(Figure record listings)
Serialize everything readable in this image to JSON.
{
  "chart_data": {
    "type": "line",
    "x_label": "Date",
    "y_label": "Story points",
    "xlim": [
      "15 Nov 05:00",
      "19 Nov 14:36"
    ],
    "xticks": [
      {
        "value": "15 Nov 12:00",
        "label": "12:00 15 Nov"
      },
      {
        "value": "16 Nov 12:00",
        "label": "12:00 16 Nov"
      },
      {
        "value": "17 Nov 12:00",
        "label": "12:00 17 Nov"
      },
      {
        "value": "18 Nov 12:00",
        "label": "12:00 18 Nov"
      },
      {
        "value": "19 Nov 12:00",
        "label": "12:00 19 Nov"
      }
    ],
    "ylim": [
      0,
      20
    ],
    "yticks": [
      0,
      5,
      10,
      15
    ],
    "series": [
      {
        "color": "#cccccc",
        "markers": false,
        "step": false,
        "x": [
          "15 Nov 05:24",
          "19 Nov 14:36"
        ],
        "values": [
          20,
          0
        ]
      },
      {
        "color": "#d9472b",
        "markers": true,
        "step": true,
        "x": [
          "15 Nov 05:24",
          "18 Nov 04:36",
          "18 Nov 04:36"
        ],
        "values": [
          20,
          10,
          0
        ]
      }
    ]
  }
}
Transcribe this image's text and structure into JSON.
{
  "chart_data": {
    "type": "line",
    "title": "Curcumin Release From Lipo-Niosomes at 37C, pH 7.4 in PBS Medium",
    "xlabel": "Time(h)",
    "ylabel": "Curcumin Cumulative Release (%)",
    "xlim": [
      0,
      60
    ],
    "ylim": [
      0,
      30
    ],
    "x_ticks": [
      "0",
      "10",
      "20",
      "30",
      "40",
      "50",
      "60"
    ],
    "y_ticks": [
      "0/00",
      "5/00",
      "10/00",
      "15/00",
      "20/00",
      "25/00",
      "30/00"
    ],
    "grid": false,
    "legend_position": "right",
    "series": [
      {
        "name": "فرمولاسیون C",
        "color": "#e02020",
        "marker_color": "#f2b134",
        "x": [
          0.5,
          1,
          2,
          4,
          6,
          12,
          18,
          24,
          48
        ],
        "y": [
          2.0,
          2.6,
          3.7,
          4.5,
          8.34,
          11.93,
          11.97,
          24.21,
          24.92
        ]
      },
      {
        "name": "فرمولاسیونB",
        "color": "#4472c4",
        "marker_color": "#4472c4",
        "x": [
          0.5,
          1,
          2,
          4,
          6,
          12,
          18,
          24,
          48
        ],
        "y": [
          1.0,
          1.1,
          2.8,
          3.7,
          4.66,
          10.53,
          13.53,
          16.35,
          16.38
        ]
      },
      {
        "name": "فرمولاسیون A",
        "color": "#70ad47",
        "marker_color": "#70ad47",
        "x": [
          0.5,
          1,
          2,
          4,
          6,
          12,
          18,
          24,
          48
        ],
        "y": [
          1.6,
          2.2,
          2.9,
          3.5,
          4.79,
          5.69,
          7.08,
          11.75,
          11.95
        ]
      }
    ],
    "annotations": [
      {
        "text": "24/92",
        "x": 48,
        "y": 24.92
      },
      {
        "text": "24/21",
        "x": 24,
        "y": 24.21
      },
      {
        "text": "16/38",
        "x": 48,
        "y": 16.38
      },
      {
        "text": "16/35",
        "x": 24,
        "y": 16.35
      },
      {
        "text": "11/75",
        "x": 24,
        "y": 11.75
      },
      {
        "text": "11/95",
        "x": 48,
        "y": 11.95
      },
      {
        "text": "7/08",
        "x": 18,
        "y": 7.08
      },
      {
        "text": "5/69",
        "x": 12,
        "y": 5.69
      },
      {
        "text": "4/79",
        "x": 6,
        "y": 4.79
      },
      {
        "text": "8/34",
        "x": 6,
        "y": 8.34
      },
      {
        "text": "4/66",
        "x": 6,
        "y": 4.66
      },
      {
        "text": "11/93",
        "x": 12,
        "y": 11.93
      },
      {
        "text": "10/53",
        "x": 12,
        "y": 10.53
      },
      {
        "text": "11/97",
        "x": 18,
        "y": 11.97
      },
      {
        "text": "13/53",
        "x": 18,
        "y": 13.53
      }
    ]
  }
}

_What is required:_
A line counts if it holds the word "name". Work out how many lines in the listing count, and give only that number.

_Exercise response:_
3